### [What is expected]
In the listing below, pick out lines with "Click".

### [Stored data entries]
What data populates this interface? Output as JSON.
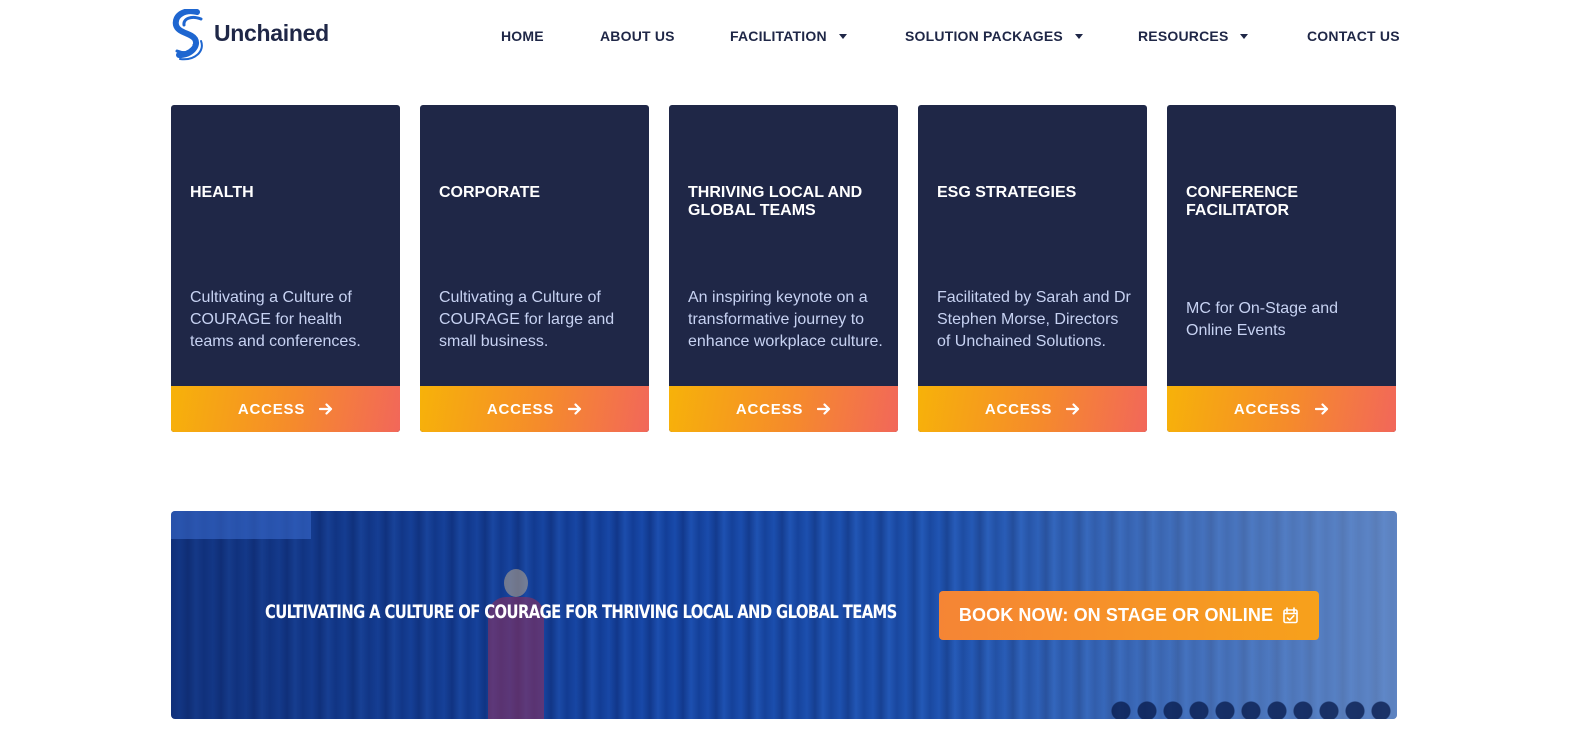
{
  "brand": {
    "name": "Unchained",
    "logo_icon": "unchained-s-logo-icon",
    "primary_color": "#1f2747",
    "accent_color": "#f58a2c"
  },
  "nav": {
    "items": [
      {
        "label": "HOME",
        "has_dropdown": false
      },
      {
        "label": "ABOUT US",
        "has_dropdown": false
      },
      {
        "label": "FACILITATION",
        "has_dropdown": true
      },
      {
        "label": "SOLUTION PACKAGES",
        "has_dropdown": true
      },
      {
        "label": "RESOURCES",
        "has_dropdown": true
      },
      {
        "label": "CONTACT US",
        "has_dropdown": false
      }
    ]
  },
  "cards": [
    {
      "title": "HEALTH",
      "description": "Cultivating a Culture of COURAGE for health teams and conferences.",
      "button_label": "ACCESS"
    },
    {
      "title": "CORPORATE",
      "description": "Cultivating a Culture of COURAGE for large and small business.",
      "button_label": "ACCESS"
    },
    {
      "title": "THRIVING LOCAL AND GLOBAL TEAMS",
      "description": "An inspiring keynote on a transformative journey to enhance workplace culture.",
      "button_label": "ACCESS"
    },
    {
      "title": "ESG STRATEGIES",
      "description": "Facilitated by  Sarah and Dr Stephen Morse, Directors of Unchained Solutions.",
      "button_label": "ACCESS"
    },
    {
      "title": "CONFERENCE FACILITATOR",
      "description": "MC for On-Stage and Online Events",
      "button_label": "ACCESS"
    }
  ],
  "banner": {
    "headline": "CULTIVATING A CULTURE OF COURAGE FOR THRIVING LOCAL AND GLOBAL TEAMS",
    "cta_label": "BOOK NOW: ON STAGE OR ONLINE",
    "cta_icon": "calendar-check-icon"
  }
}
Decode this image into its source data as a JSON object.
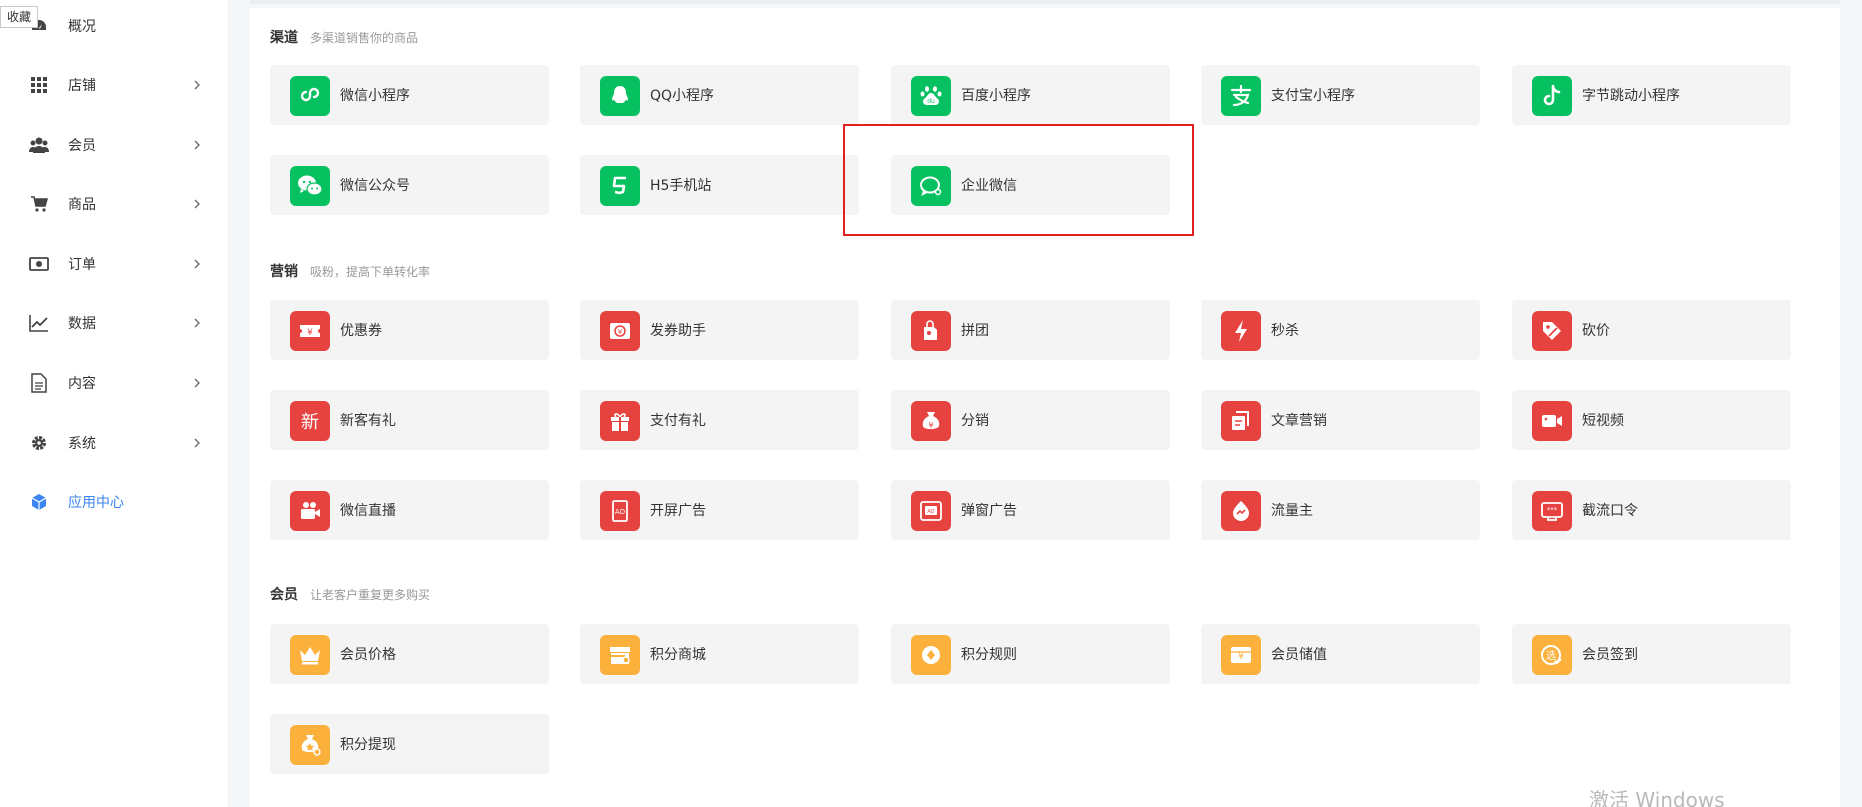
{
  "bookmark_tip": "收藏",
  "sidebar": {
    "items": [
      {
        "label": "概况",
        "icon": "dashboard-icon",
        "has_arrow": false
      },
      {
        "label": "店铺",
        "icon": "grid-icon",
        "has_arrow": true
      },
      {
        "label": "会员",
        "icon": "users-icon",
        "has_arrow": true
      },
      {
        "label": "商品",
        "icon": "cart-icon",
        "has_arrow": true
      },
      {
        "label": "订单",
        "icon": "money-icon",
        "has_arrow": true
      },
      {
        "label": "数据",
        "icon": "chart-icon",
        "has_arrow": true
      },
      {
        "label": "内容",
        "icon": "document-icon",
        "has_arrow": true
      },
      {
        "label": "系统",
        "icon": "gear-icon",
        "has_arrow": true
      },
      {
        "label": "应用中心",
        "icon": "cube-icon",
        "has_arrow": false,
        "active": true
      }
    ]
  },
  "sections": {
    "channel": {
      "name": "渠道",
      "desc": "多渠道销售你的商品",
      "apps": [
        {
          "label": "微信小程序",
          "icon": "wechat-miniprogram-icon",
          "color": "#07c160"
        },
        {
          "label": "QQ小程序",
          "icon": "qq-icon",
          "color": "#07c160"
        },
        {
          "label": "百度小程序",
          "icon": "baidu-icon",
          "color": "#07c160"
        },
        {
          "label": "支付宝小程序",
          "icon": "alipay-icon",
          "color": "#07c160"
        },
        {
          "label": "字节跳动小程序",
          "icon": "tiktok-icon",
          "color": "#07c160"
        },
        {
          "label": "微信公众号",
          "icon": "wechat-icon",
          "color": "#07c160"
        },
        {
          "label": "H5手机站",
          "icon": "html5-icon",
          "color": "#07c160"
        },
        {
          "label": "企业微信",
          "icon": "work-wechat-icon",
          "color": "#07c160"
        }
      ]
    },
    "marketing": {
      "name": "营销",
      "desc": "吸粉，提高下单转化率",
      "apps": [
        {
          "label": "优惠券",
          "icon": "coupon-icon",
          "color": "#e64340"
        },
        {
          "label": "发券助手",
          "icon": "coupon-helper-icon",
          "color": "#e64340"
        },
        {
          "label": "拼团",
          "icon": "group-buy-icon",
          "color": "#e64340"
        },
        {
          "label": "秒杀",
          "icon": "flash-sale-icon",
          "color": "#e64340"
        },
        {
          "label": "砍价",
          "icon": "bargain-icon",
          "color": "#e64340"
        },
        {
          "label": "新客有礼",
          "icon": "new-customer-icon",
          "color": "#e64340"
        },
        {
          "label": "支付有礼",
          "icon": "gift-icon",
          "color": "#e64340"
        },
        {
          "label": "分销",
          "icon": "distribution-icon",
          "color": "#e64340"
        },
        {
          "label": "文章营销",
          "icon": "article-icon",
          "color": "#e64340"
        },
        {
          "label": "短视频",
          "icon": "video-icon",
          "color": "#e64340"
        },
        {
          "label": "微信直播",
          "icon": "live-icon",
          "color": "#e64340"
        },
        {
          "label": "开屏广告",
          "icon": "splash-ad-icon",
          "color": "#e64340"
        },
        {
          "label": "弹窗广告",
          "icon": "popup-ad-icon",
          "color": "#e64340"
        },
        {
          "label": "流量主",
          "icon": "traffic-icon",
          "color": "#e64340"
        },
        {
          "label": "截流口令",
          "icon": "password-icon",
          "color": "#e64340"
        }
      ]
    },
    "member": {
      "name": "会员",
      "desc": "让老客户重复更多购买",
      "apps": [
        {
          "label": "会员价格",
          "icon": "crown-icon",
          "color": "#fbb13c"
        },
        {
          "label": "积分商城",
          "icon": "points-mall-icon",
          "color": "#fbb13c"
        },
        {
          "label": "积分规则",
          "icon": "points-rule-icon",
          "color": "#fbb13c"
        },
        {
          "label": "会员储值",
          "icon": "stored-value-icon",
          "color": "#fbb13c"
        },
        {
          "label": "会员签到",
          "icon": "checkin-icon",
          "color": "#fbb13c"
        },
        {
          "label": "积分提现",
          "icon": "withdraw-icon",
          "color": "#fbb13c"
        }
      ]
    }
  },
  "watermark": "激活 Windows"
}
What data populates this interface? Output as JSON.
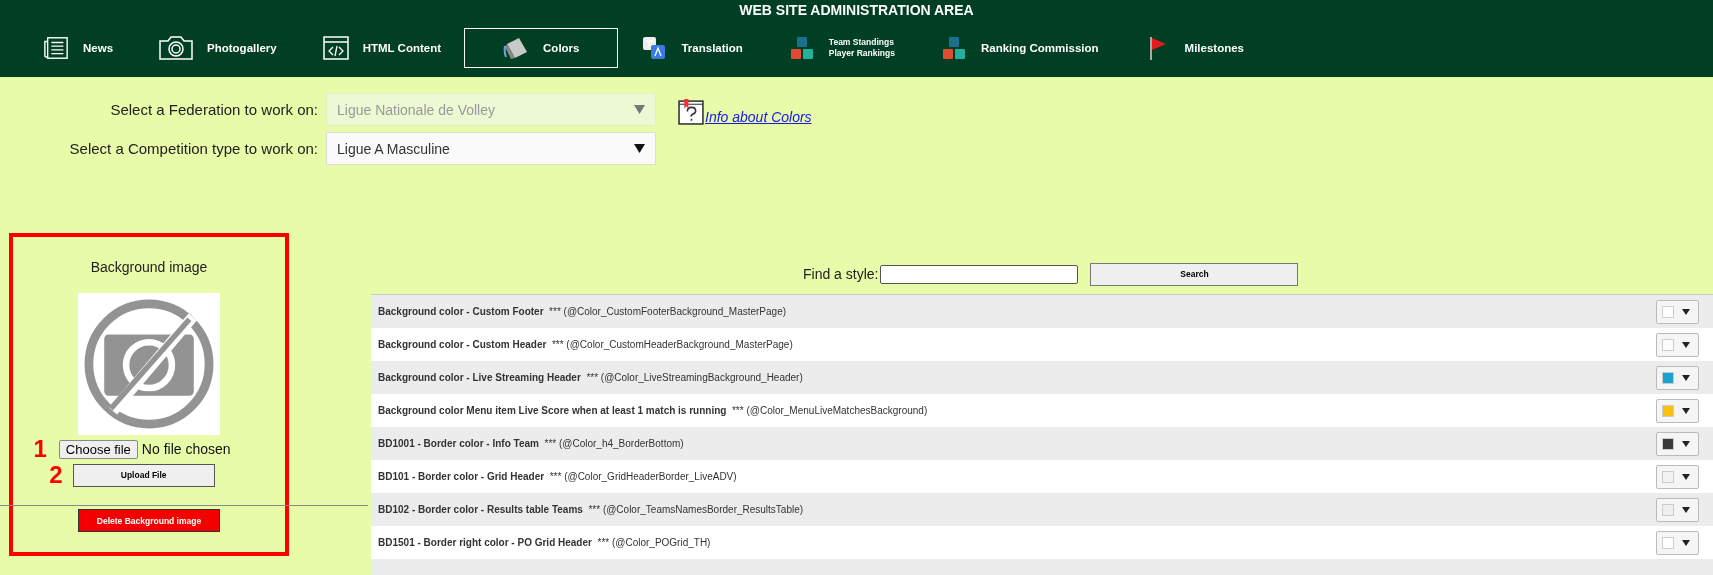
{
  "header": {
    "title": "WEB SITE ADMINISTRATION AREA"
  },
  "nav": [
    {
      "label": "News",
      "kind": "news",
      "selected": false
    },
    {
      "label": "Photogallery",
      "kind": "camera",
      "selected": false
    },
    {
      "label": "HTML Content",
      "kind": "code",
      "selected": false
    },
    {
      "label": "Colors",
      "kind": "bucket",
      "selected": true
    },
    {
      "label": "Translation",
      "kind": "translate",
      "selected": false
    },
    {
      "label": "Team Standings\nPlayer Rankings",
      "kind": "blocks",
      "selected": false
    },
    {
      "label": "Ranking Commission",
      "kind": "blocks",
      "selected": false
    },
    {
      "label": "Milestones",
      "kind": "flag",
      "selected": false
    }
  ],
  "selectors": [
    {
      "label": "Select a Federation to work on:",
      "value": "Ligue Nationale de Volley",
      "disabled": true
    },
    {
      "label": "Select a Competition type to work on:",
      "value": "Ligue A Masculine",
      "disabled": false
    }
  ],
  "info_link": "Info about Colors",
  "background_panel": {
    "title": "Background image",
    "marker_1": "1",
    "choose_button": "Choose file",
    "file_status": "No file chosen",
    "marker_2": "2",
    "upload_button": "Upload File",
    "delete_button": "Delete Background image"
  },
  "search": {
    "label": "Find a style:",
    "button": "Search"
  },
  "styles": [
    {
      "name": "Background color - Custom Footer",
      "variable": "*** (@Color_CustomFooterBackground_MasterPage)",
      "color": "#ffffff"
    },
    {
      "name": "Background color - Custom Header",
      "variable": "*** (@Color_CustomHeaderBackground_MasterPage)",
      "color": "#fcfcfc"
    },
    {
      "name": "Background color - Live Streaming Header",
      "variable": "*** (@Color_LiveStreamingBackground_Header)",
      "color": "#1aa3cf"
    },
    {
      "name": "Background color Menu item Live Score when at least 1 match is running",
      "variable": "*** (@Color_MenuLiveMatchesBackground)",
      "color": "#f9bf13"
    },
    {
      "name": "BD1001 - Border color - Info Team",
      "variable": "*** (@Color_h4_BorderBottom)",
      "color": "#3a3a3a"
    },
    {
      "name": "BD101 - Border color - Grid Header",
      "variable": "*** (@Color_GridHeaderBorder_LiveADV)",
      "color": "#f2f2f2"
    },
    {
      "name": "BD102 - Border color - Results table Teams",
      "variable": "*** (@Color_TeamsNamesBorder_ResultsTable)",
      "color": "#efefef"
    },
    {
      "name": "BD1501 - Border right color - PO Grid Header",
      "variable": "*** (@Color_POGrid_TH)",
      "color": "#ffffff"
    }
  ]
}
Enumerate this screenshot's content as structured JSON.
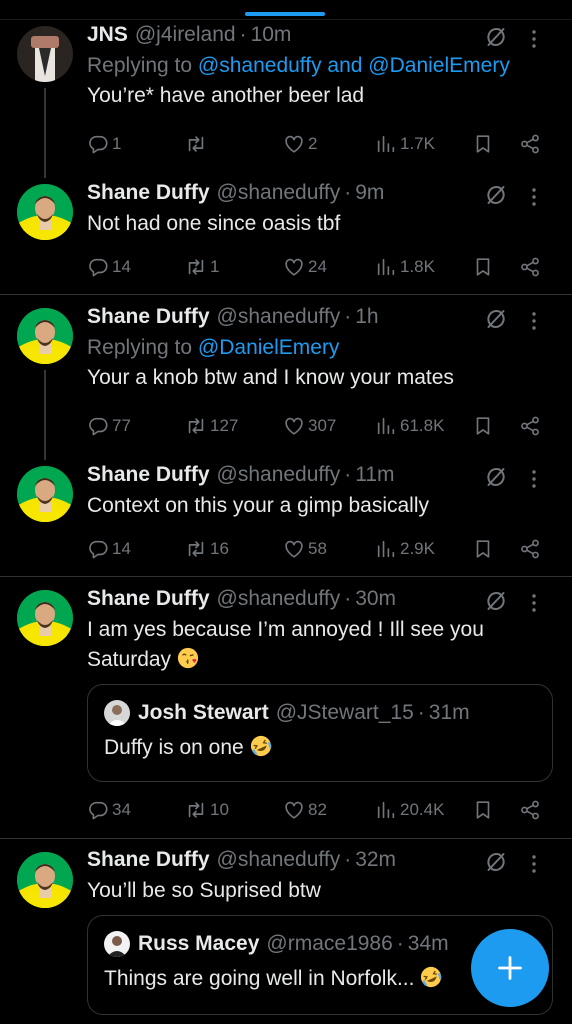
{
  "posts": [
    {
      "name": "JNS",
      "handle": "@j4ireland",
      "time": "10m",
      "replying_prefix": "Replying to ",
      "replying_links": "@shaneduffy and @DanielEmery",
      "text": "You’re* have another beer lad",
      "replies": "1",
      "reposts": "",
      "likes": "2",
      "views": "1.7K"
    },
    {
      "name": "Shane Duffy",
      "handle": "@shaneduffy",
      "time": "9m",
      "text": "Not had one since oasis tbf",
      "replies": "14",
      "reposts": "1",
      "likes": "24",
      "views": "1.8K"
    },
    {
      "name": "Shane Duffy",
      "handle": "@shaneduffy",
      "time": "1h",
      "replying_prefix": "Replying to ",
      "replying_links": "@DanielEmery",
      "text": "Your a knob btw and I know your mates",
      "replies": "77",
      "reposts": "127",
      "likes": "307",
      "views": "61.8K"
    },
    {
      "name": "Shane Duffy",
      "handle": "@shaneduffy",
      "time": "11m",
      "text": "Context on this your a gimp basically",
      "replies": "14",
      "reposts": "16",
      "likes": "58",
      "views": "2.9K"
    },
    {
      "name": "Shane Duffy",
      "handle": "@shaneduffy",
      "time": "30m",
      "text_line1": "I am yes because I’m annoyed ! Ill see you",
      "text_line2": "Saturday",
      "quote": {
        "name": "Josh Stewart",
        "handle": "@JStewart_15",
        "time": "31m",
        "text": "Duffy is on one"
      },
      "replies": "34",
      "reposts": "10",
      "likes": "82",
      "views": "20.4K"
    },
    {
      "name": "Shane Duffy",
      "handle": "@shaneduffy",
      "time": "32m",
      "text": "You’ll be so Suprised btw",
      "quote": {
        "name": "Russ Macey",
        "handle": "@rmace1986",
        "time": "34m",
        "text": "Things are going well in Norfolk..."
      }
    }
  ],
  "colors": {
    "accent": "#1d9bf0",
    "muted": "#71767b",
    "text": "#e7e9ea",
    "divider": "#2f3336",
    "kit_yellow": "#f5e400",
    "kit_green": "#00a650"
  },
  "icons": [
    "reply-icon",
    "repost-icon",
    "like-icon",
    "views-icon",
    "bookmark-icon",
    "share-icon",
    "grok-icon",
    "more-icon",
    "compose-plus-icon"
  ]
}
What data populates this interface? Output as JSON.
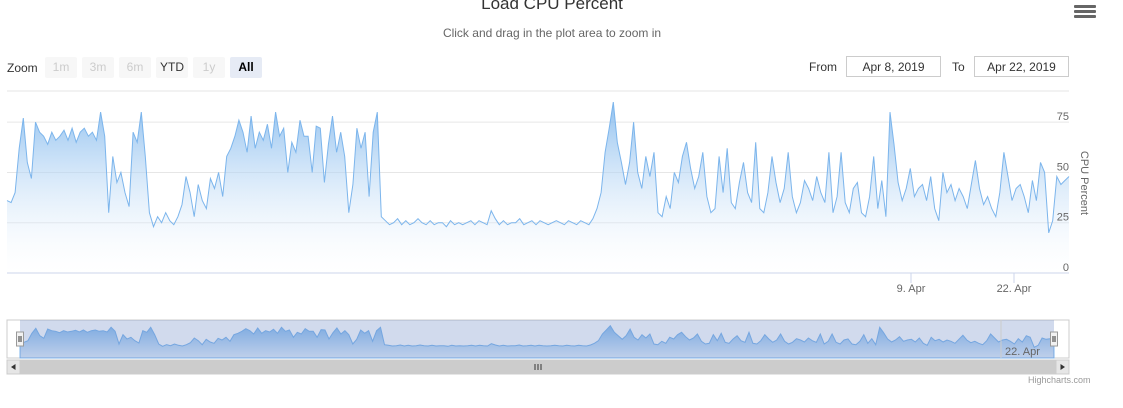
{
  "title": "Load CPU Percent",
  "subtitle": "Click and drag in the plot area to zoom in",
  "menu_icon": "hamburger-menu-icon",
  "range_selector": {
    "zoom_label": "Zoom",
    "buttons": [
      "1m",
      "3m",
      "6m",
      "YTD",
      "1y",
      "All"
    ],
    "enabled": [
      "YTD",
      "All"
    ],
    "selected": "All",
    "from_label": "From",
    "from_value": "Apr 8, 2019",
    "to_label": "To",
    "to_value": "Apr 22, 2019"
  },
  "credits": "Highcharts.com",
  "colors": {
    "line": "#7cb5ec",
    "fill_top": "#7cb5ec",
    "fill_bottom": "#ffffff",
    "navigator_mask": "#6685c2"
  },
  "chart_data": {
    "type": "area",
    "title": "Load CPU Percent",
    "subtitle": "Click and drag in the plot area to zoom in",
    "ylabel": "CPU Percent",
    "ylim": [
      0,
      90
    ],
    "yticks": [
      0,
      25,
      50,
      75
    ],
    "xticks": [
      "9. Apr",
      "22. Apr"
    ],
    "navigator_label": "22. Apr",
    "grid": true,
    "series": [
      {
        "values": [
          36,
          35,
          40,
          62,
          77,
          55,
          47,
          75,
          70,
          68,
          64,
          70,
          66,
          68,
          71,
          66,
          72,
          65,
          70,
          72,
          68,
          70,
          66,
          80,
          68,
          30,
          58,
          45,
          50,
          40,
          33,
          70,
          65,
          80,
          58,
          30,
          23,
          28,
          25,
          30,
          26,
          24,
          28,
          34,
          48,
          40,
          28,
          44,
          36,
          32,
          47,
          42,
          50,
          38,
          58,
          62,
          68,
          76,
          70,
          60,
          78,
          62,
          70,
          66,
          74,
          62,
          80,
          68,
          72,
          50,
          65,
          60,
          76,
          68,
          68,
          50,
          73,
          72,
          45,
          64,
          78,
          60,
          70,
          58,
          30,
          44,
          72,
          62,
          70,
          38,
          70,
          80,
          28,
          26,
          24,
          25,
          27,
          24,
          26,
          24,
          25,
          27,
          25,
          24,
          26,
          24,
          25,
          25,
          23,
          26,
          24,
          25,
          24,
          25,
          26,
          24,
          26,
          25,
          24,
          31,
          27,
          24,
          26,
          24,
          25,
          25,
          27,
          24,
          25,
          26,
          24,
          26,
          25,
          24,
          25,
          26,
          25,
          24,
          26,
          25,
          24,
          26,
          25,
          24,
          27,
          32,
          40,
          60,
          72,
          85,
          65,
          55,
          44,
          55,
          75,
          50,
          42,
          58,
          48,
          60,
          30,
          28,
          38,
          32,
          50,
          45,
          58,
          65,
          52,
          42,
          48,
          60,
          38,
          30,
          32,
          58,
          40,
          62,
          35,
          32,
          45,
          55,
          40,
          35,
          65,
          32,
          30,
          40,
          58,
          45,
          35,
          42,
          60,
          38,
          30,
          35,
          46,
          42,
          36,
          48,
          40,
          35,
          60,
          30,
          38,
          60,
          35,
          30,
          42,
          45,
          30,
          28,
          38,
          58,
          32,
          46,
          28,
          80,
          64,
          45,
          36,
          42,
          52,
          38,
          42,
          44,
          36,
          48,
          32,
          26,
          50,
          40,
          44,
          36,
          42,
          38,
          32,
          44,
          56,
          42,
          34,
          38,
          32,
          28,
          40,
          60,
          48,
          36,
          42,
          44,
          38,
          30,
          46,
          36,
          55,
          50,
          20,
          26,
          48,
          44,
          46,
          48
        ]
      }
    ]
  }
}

### [Solution for this problem]
  "subtitle": "Click and drag in the plot area to zoom in",
    "subtitle": "Click and drag in the plot area to zoom in",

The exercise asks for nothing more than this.